## start

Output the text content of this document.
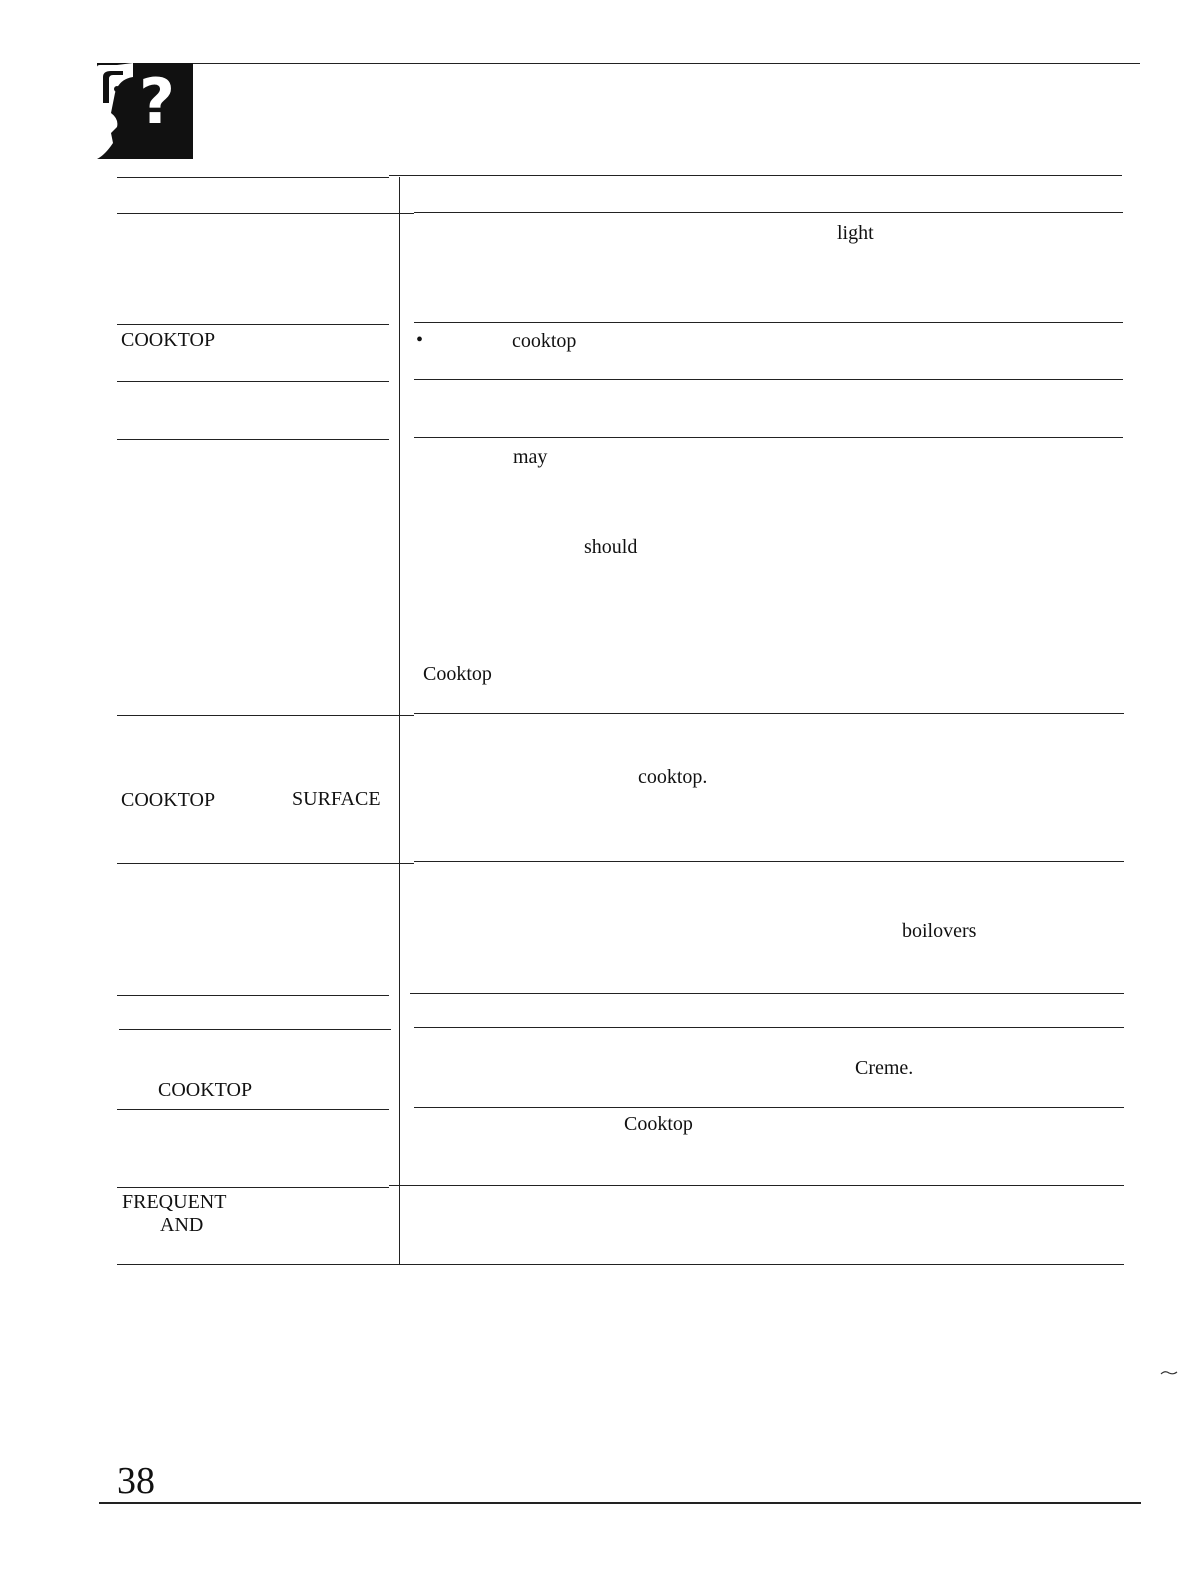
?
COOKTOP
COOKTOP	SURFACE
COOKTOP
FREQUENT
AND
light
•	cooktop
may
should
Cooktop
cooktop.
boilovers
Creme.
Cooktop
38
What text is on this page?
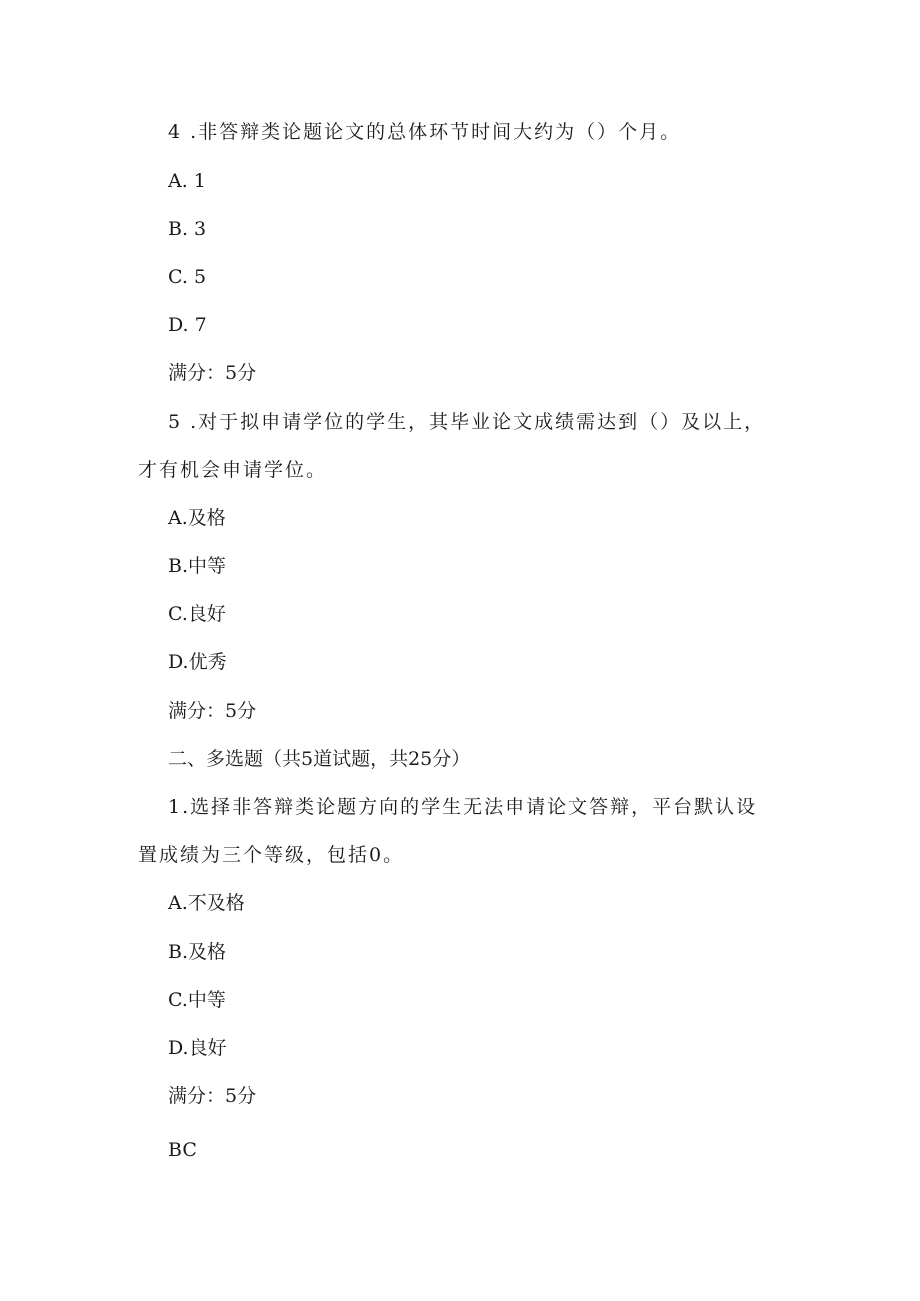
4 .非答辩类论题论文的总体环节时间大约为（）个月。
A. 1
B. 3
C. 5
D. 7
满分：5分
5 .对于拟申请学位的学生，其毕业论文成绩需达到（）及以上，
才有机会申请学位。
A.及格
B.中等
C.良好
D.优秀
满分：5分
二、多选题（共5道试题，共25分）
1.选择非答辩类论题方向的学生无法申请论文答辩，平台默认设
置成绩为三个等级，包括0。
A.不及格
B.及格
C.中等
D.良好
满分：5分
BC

## end

- **Problem statement**
Pull out all lines in the data above that include "text".

- **The completed task**
Output the text content of this document.
What text is on this page?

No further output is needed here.